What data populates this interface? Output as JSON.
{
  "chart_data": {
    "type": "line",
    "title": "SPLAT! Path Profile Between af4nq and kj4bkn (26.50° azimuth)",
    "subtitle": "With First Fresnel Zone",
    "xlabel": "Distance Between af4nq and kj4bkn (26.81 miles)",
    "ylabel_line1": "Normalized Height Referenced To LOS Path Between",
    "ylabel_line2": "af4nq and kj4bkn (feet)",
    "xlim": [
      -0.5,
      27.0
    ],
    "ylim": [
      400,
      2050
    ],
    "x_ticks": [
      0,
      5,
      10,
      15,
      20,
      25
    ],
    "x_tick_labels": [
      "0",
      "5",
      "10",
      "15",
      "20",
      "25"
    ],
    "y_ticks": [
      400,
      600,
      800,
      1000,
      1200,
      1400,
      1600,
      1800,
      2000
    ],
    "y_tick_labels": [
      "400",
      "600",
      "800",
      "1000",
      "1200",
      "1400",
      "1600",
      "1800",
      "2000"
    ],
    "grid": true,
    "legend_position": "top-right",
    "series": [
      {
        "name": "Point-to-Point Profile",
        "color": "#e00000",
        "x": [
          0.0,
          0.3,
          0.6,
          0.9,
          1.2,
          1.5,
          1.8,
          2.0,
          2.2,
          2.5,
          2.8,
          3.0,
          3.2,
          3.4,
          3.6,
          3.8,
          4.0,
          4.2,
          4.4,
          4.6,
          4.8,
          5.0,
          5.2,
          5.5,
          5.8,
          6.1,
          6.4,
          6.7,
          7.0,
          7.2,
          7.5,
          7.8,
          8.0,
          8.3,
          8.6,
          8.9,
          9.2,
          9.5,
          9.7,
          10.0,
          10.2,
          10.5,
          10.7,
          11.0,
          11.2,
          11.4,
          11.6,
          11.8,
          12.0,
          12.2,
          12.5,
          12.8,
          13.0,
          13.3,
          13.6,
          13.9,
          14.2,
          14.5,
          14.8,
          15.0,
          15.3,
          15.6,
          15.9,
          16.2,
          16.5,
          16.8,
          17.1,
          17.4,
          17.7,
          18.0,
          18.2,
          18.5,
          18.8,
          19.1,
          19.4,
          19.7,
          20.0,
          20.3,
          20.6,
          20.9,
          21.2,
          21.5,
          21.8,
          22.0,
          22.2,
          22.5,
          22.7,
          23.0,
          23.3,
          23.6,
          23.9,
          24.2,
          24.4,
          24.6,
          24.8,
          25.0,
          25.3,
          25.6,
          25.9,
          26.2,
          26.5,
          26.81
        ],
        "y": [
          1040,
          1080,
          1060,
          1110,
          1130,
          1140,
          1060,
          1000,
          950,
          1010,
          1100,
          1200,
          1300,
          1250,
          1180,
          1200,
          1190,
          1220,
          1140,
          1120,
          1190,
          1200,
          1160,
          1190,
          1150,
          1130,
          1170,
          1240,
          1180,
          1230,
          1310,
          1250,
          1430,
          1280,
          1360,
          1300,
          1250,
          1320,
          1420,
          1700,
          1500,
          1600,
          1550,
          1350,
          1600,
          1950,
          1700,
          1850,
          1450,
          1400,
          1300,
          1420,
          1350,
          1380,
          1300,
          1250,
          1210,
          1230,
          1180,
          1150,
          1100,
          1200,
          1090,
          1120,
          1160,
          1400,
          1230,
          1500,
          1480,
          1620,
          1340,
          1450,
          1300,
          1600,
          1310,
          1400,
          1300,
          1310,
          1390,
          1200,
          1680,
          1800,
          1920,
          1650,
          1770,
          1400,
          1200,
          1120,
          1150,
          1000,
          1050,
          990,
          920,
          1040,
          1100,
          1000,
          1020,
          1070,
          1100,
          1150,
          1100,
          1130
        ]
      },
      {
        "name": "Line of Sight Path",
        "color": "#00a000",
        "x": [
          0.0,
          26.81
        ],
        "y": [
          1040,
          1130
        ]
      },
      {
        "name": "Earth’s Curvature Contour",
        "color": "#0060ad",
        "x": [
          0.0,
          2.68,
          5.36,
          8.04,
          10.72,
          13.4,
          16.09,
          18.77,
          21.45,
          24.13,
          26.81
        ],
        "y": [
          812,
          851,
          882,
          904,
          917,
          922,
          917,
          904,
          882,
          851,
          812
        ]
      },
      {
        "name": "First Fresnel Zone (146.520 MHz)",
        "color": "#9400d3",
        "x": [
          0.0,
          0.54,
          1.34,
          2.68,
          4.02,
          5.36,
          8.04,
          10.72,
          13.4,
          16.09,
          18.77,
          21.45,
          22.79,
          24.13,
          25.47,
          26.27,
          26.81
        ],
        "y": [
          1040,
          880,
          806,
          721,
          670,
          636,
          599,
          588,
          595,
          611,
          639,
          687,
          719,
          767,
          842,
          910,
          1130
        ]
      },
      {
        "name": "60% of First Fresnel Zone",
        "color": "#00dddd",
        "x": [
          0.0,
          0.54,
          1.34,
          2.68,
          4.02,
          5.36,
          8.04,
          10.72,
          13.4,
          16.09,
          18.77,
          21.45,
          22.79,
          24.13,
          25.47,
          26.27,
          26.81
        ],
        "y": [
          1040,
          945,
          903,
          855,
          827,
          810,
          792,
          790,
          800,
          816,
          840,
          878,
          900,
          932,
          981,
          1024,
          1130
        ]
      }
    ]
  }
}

* * * *

* Task instructions
Identify the lines of the data that contain the word "Path". Copy each of them.

* Task output
    "title": "SPLAT! Path Profile Between af4nq and kj4bkn (26.50° azimuth)",
    "ylabel_line1": "Normalized Height Referenced To LOS Path Between",
        "name": "Line of Sight Path",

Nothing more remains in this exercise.